Items from a figure collection:
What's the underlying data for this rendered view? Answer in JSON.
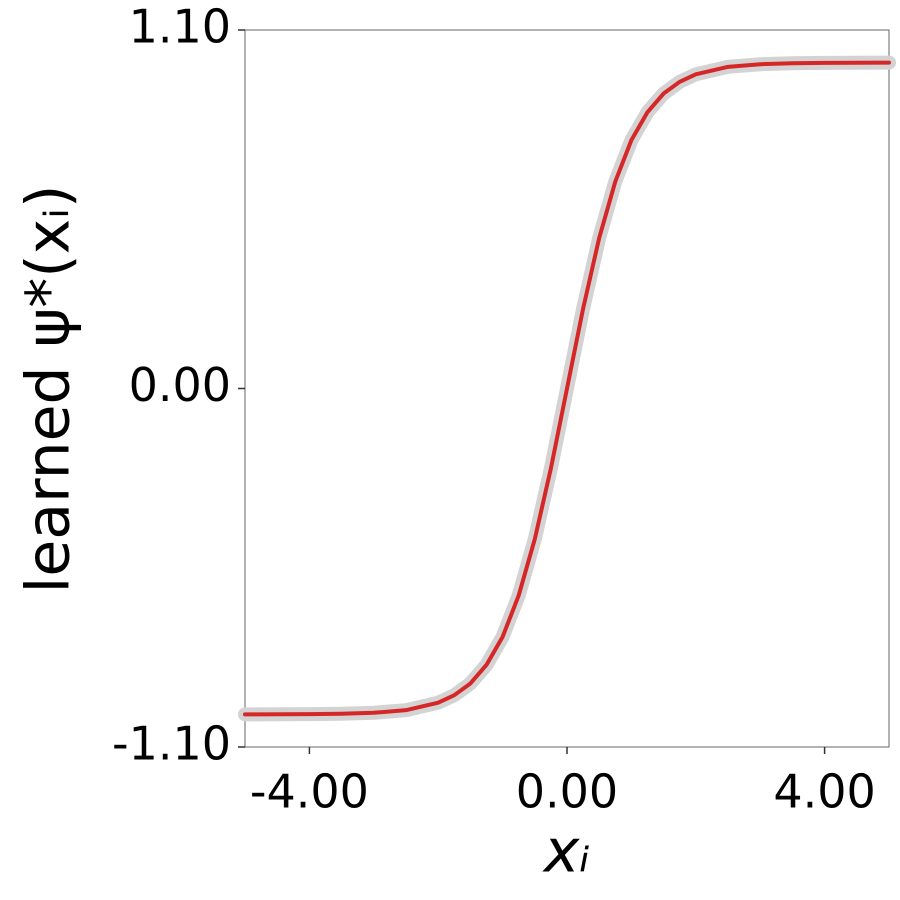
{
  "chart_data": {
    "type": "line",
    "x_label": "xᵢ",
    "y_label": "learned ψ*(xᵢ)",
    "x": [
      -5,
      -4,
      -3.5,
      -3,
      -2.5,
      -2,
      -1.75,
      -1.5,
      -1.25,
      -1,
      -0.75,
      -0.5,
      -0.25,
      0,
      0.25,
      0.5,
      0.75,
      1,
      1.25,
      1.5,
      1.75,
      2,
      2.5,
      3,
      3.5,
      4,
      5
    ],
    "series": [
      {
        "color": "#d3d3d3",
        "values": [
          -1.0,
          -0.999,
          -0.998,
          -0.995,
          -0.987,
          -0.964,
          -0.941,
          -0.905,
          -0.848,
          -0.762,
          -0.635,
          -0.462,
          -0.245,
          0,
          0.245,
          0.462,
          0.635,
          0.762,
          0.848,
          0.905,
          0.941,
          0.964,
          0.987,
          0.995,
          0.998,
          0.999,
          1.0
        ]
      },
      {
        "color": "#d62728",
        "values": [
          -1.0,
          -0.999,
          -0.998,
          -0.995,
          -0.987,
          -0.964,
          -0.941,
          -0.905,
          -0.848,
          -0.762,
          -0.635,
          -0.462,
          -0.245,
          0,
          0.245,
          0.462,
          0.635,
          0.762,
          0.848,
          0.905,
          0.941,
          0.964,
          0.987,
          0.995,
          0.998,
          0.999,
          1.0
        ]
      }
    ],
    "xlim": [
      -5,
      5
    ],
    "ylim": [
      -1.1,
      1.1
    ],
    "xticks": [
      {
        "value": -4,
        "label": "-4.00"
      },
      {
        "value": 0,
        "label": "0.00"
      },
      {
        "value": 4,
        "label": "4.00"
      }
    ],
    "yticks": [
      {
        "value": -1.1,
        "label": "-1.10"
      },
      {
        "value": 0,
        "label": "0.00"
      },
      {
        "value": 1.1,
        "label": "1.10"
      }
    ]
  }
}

- _Directions for this task_: Your task is to repeat the material above exactly, without its pictures.

- _Reply to the exercise_:
What's the underlying data for this rendered view? Answer in JSON.
{
  "chart_data": {
    "type": "line",
    "x_label": "xᵢ",
    "y_label": "learned ψ*(xᵢ)",
    "x": [
      -5,
      -4,
      -3.5,
      -3,
      -2.5,
      -2,
      -1.75,
      -1.5,
      -1.25,
      -1,
      -0.75,
      -0.5,
      -0.25,
      0,
      0.25,
      0.5,
      0.75,
      1,
      1.25,
      1.5,
      1.75,
      2,
      2.5,
      3,
      3.5,
      4,
      5
    ],
    "series": [
      {
        "color": "#d3d3d3",
        "values": [
          -1.0,
          -0.999,
          -0.998,
          -0.995,
          -0.987,
          -0.964,
          -0.941,
          -0.905,
          -0.848,
          -0.762,
          -0.635,
          -0.462,
          -0.245,
          0,
          0.245,
          0.462,
          0.635,
          0.762,
          0.848,
          0.905,
          0.941,
          0.964,
          0.987,
          0.995,
          0.998,
          0.999,
          1.0
        ]
      },
      {
        "color": "#d62728",
        "values": [
          -1.0,
          -0.999,
          -0.998,
          -0.995,
          -0.987,
          -0.964,
          -0.941,
          -0.905,
          -0.848,
          -0.762,
          -0.635,
          -0.462,
          -0.245,
          0,
          0.245,
          0.462,
          0.635,
          0.762,
          0.848,
          0.905,
          0.941,
          0.964,
          0.987,
          0.995,
          0.998,
          0.999,
          1.0
        ]
      }
    ],
    "xlim": [
      -5,
      5
    ],
    "ylim": [
      -1.1,
      1.1
    ],
    "xticks": [
      {
        "value": -4,
        "label": "-4.00"
      },
      {
        "value": 0,
        "label": "0.00"
      },
      {
        "value": 4,
        "label": "4.00"
      }
    ],
    "yticks": [
      {
        "value": -1.1,
        "label": "-1.10"
      },
      {
        "value": 0,
        "label": "0.00"
      },
      {
        "value": 1.1,
        "label": "1.10"
      }
    ]
  }
}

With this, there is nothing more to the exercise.